-- start Record list --

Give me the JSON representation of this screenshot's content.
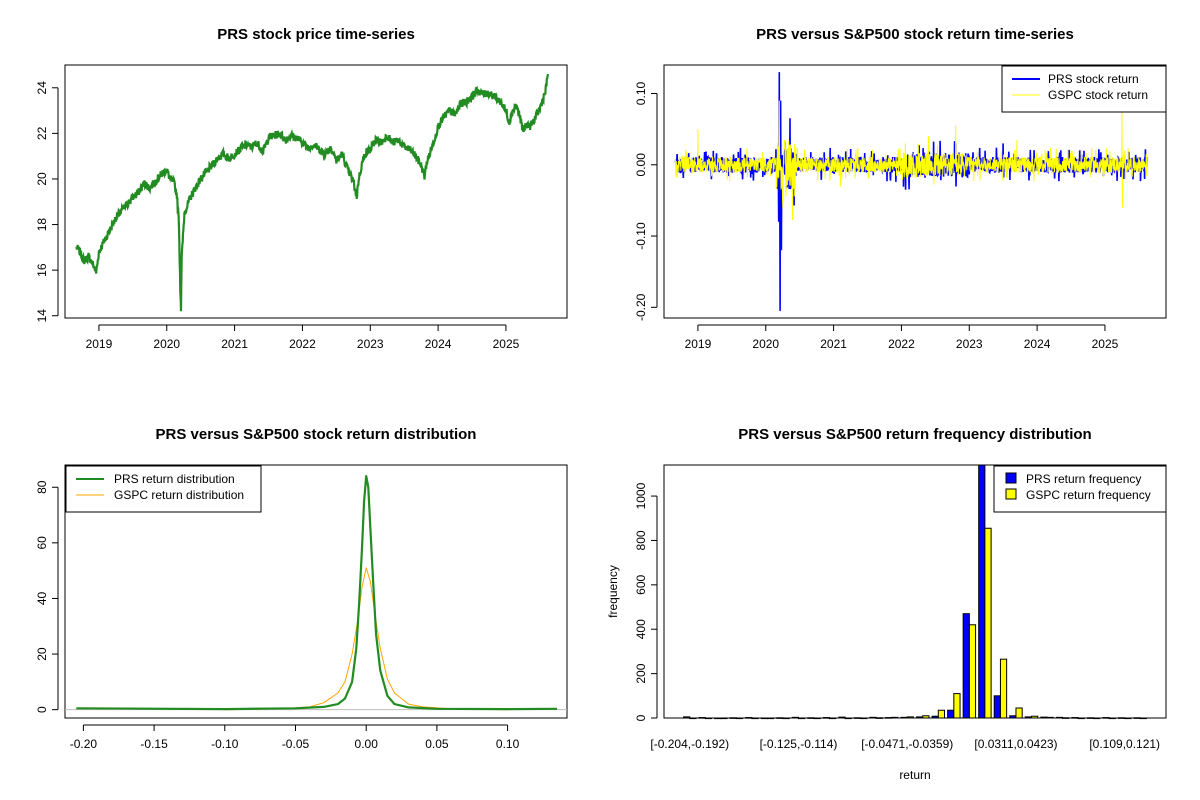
{
  "colors": {
    "prs_price": "#228B22",
    "prs_return": "#0000FF",
    "gspc_return": "#FFFF00",
    "prs_density": "#228B22",
    "gspc_density": "#FFA500",
    "prs_bar": "#0000FF",
    "gspc_bar": "#FFFF00"
  },
  "chart_data": [
    {
      "id": "price",
      "type": "line",
      "title": "PRS stock price time-series",
      "x_ticks": [
        "2019",
        "2020",
        "2021",
        "2022",
        "2023",
        "2024",
        "2025"
      ],
      "x_tick_values": [
        2019,
        2020,
        2021,
        2022,
        2023,
        2024,
        2025
      ],
      "y_ticks": [
        "14",
        "16",
        "18",
        "20",
        "22",
        "24"
      ],
      "y_tick_values": [
        14,
        16,
        18,
        20,
        22,
        24
      ],
      "xlim": [
        2018.5,
        2025.9
      ],
      "ylim": [
        13.9,
        25.0
      ],
      "series": [
        {
          "x": [
            2018.67,
            2018.72,
            2018.78,
            2018.85,
            2018.92,
            2018.96,
            2019.0,
            2019.08,
            2019.17,
            2019.25,
            2019.33,
            2019.42,
            2019.5,
            2019.58,
            2019.67,
            2019.75,
            2019.83,
            2019.92,
            2020.0,
            2020.05,
            2020.1,
            2020.15,
            2020.18,
            2020.2,
            2020.21,
            2020.22,
            2020.24,
            2020.26,
            2020.3,
            2020.35,
            2020.42,
            2020.5,
            2020.58,
            2020.67,
            2020.75,
            2020.83,
            2020.92,
            2021.0,
            2021.08,
            2021.17,
            2021.25,
            2021.33,
            2021.42,
            2021.5,
            2021.58,
            2021.67,
            2021.75,
            2021.83,
            2021.92,
            2022.0,
            2022.08,
            2022.17,
            2022.25,
            2022.33,
            2022.42,
            2022.5,
            2022.58,
            2022.67,
            2022.75,
            2022.8,
            2022.83,
            2022.88,
            2022.92,
            2023.0,
            2023.08,
            2023.17,
            2023.25,
            2023.33,
            2023.42,
            2023.5,
            2023.58,
            2023.67,
            2023.75,
            2023.8,
            2023.83,
            2023.92,
            2024.0,
            2024.08,
            2024.17,
            2024.25,
            2024.33,
            2024.42,
            2024.5,
            2024.58,
            2024.67,
            2024.75,
            2024.83,
            2024.92,
            2025.0,
            2025.05,
            2025.1,
            2025.15,
            2025.2,
            2025.25,
            2025.3,
            2025.35,
            2025.42,
            2025.5,
            2025.58,
            2025.62
          ],
          "y": [
            17.0,
            16.8,
            16.4,
            16.6,
            16.2,
            15.9,
            16.8,
            17.3,
            17.8,
            18.3,
            18.6,
            18.9,
            19.2,
            19.4,
            19.8,
            19.6,
            19.9,
            20.2,
            20.4,
            20.0,
            19.9,
            19.3,
            18.0,
            15.2,
            14.3,
            16.5,
            17.5,
            18.5,
            18.8,
            19.2,
            19.6,
            20.0,
            20.3,
            20.6,
            20.9,
            21.1,
            20.9,
            21.1,
            21.3,
            21.5,
            21.4,
            21.6,
            21.2,
            21.8,
            21.9,
            22.0,
            21.7,
            21.9,
            21.8,
            21.6,
            21.4,
            21.5,
            21.3,
            21.1,
            21.4,
            20.8,
            21.1,
            20.4,
            19.9,
            19.2,
            20.0,
            20.7,
            21.1,
            21.3,
            21.7,
            21.6,
            21.9,
            21.6,
            21.7,
            21.4,
            21.3,
            21.0,
            20.6,
            20.1,
            20.7,
            21.5,
            22.3,
            22.7,
            23.0,
            22.8,
            23.3,
            23.4,
            23.6,
            23.9,
            23.7,
            23.8,
            23.6,
            23.4,
            23.0,
            22.5,
            23.0,
            23.2,
            22.8,
            22.1,
            22.4,
            22.3,
            22.6,
            23.1,
            23.8,
            24.6
          ]
        }
      ]
    },
    {
      "id": "returns",
      "type": "line",
      "title": "PRS versus S&P500 stock return time-series",
      "x_ticks": [
        "2019",
        "2020",
        "2021",
        "2022",
        "2023",
        "2024",
        "2025"
      ],
      "x_tick_values": [
        2019,
        2020,
        2021,
        2022,
        2023,
        2024,
        2025
      ],
      "y_ticks": [
        "-0.20",
        "-0.10",
        "0.00",
        "0.10"
      ],
      "y_tick_values": [
        -0.2,
        -0.1,
        0.0,
        0.1
      ],
      "xlim": [
        2018.5,
        2025.9
      ],
      "ylim": [
        -0.215,
        0.14
      ],
      "legend": [
        "PRS stock return",
        "GSPC stock return"
      ],
      "legend_position": "top-right",
      "prs_spikes": [
        [
          2020.2,
          0.13
        ],
        [
          2020.21,
          -0.205
        ],
        [
          2020.19,
          -0.08
        ],
        [
          2020.22,
          0.09
        ],
        [
          2020.23,
          -0.12
        ],
        [
          2022.8,
          0.03
        ],
        [
          2023.5,
          0.03
        ],
        [
          2025.28,
          -0.02
        ]
      ],
      "gspc_spikes": [
        [
          2019.0,
          0.05
        ],
        [
          2020.2,
          0.09
        ],
        [
          2020.25,
          -0.06
        ],
        [
          2020.3,
          -0.045
        ],
        [
          2021.1,
          -0.03
        ],
        [
          2022.4,
          0.04
        ],
        [
          2022.8,
          0.055
        ],
        [
          2025.25,
          0.075
        ],
        [
          2025.26,
          -0.06
        ],
        [
          2023.7,
          0.035
        ]
      ]
    },
    {
      "id": "density",
      "type": "line",
      "title": "PRS versus S&P500 stock return distribution",
      "x_ticks": [
        "-0.20",
        "-0.15",
        "-0.10",
        "-0.05",
        "0.00",
        "0.05",
        "0.10"
      ],
      "x_tick_values": [
        -0.2,
        -0.15,
        -0.1,
        -0.05,
        0.0,
        0.05,
        0.1
      ],
      "y_ticks": [
        "0",
        "20",
        "40",
        "60",
        "80"
      ],
      "y_tick_values": [
        0,
        20,
        40,
        60,
        80
      ],
      "xlim": [
        -0.213,
        0.142
      ],
      "ylim": [
        -3.0,
        88.0
      ],
      "legend": [
        "PRS return distribution",
        "GSPC return distribution"
      ],
      "legend_position": "top-left",
      "series": [
        {
          "name": "PRS return distribution",
          "x": [
            -0.205,
            -0.1,
            -0.05,
            -0.03,
            -0.02,
            -0.015,
            -0.01,
            -0.007,
            -0.005,
            -0.003,
            -0.0015,
            0.0,
            0.0015,
            0.003,
            0.005,
            0.007,
            0.01,
            0.015,
            0.02,
            0.03,
            0.05,
            0.1,
            0.135
          ],
          "y": [
            0.5,
            0.2,
            0.5,
            1.0,
            2.0,
            4.0,
            10.0,
            22.0,
            38.0,
            58.0,
            75.0,
            84.0,
            80.0,
            65.0,
            45.0,
            27.0,
            14.0,
            5.0,
            2.0,
            0.8,
            0.3,
            0.2,
            0.3
          ]
        },
        {
          "name": "GSPC return distribution",
          "x": [
            -0.1,
            -0.06,
            -0.04,
            -0.03,
            -0.02,
            -0.015,
            -0.01,
            -0.006,
            -0.003,
            0.0,
            0.003,
            0.006,
            0.01,
            0.015,
            0.02,
            0.03,
            0.04,
            0.06,
            0.1
          ],
          "y": [
            0.0,
            0.3,
            1.0,
            2.5,
            6.0,
            10.0,
            20.0,
            32.0,
            44.0,
            51.0,
            46.0,
            35.0,
            22.0,
            11.0,
            6.0,
            2.0,
            1.0,
            0.3,
            0.0
          ]
        }
      ]
    },
    {
      "id": "histogram",
      "type": "bar",
      "title": "PRS versus S&P500 return frequency distribution",
      "xlabel": "return",
      "ylabel": "frequency",
      "x_ticks": [
        "[-0.204,-0.192)",
        "[-0.125,-0.114)",
        "[-0.0471,-0.0359)",
        "[0.0311,0.0423)",
        "[0.109,0.121)"
      ],
      "x_tick_bins": [
        0,
        7,
        14,
        21,
        28
      ],
      "y_ticks": [
        "0",
        "200",
        "400",
        "600",
        "800",
        "1000"
      ],
      "y_tick_values": [
        0,
        200,
        400,
        600,
        800,
        1000
      ],
      "ylim": [
        0,
        1140
      ],
      "legend": [
        "PRS return frequency",
        "GSPC return frequency"
      ],
      "legend_position": "top-right",
      "series": [
        {
          "name": "PRS return frequency",
          "values": [
            5,
            2,
            0,
            1,
            2,
            0,
            1,
            3,
            1,
            2,
            4,
            1,
            3,
            2,
            3,
            5,
            8,
            35,
            470,
            1140,
            100,
            10,
            5,
            4,
            3,
            2,
            1,
            2,
            1,
            1
          ]
        },
        {
          "name": "GSPC return frequency",
          "values": [
            0,
            0,
            0,
            0,
            0,
            0,
            0,
            0,
            0,
            0,
            0,
            0,
            1,
            3,
            5,
            10,
            35,
            110,
            420,
            855,
            265,
            45,
            8,
            3,
            1,
            0,
            0,
            0,
            0,
            0
          ]
        }
      ]
    }
  ]
}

-- end Record list --

What is required →
Filter out every line that lacks the word "stock", and copy the rest.

Solution to the exercise →
      "title": "PRS stock price time-series",
      "title": "PRS versus S&P500 stock return time-series",
        "PRS stock return",
        "GSPC stock return"
      "title": "PRS versus S&P500 stock return distribution",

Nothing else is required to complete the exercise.